[Rows from a dataset]
# # #
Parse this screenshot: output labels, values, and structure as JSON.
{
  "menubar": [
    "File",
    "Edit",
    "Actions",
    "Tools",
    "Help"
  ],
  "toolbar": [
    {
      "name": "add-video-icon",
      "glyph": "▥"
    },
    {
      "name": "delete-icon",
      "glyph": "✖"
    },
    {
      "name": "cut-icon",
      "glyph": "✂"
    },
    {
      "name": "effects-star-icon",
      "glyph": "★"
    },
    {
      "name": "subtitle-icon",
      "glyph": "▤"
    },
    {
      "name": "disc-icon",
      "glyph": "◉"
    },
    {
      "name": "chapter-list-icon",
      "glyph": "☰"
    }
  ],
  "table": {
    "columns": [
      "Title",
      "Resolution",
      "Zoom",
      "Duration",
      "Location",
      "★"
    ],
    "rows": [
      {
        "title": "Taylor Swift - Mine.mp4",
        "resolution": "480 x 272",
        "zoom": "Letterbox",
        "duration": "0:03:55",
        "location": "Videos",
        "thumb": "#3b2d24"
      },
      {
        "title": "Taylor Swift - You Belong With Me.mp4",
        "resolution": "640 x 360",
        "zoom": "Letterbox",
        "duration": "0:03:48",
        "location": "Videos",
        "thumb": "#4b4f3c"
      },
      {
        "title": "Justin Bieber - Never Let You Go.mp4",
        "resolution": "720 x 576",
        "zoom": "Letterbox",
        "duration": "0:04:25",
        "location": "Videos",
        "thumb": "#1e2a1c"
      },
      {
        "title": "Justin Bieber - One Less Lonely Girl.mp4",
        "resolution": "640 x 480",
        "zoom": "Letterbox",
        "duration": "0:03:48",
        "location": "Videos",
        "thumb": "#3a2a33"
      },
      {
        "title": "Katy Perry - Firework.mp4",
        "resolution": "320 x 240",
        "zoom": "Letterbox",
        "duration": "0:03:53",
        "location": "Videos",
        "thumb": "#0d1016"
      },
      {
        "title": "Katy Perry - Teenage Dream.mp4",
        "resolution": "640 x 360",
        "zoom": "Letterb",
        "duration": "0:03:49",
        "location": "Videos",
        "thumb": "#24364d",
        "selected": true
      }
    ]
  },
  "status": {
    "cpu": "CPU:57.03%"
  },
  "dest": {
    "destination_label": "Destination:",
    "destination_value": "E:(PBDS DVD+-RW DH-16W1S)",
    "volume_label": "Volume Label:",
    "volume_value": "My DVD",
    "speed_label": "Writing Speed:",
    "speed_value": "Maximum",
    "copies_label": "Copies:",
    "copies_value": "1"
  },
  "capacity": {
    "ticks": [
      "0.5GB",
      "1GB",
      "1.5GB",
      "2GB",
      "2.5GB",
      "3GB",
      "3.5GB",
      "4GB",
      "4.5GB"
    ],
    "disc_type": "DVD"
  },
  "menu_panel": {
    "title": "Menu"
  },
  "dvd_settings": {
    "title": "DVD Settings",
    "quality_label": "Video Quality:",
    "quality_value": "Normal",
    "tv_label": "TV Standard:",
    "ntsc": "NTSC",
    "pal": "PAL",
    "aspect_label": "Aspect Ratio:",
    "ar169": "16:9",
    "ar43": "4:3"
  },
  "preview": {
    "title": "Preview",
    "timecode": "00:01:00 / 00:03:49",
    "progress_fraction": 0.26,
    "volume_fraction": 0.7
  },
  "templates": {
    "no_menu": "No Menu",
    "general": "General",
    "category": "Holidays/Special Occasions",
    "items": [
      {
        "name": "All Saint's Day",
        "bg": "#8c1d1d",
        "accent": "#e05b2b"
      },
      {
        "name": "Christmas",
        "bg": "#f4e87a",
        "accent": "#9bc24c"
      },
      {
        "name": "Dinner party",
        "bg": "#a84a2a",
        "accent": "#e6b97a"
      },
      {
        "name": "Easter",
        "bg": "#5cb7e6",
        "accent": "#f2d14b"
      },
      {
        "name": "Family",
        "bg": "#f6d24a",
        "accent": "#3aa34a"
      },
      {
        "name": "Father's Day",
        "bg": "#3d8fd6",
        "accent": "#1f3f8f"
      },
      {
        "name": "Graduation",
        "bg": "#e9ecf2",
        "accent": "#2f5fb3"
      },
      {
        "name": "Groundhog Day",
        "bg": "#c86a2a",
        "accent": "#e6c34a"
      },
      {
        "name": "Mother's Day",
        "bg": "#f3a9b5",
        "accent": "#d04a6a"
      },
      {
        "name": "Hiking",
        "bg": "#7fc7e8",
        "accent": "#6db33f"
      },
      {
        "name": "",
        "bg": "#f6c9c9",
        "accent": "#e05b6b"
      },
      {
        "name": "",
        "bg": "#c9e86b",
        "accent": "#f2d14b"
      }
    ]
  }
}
# # #
- **Given instruction**: Which lines hold the string "Perry"? List them all.

- **Completed exercise**:
        "title": "Katy Perry - Firework.mp4",
        "title": "Katy Perry - Teenage Dream.mp4",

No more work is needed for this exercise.